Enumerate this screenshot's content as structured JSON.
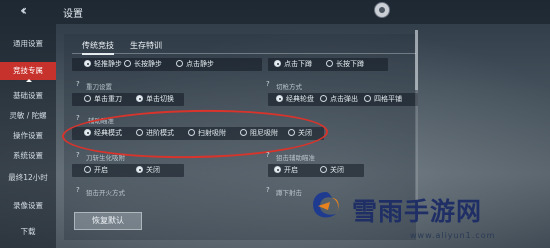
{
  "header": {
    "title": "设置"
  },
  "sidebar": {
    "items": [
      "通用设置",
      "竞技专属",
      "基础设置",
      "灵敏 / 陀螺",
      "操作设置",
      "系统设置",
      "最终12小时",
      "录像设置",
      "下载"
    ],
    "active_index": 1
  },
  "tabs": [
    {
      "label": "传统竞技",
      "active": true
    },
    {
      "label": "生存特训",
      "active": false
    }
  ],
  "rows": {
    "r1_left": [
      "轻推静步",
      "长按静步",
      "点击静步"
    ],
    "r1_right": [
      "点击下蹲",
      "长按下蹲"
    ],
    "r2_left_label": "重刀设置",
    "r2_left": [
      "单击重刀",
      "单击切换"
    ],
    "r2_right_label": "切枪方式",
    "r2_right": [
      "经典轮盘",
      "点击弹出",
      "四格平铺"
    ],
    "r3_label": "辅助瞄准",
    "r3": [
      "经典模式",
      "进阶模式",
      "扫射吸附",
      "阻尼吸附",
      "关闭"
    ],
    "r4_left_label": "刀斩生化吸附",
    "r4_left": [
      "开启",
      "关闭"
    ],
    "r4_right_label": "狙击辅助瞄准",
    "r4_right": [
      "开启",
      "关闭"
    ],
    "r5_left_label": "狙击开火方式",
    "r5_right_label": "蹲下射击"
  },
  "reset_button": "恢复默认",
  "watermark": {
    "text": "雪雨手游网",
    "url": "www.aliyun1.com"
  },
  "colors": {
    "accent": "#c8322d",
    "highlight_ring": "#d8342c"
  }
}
::::
WHAT YOU SHOULD DO -> Print out the lines exactly, skipping any picture.

FINISHED ANSWER ->
Enumerate this screenshot's content as structured JSON.
{
  "header": {
    "title": "设置"
  },
  "sidebar": {
    "items": [
      "通用设置",
      "竞技专属",
      "基础设置",
      "灵敏 / 陀螺",
      "操作设置",
      "系统设置",
      "最终12小时",
      "录像设置",
      "下载"
    ],
    "active_index": 1
  },
  "tabs": [
    {
      "label": "传统竞技",
      "active": true
    },
    {
      "label": "生存特训",
      "active": false
    }
  ],
  "rows": {
    "r1_left": [
      "轻推静步",
      "长按静步",
      "点击静步"
    ],
    "r1_right": [
      "点击下蹲",
      "长按下蹲"
    ],
    "r2_left_label": "重刀设置",
    "r2_left": [
      "单击重刀",
      "单击切换"
    ],
    "r2_right_label": "切枪方式",
    "r2_right": [
      "经典轮盘",
      "点击弹出",
      "四格平铺"
    ],
    "r3_label": "辅助瞄准",
    "r3": [
      "经典模式",
      "进阶模式",
      "扫射吸附",
      "阻尼吸附",
      "关闭"
    ],
    "r4_left_label": "刀斩生化吸附",
    "r4_left": [
      "开启",
      "关闭"
    ],
    "r4_right_label": "狙击辅助瞄准",
    "r4_right": [
      "开启",
      "关闭"
    ],
    "r5_left_label": "狙击开火方式",
    "r5_right_label": "蹲下射击"
  },
  "reset_button": "恢复默认",
  "watermark": {
    "text": "雪雨手游网",
    "url": "www.aliyun1.com"
  },
  "colors": {
    "accent": "#c8322d",
    "highlight_ring": "#d8342c"
  }
}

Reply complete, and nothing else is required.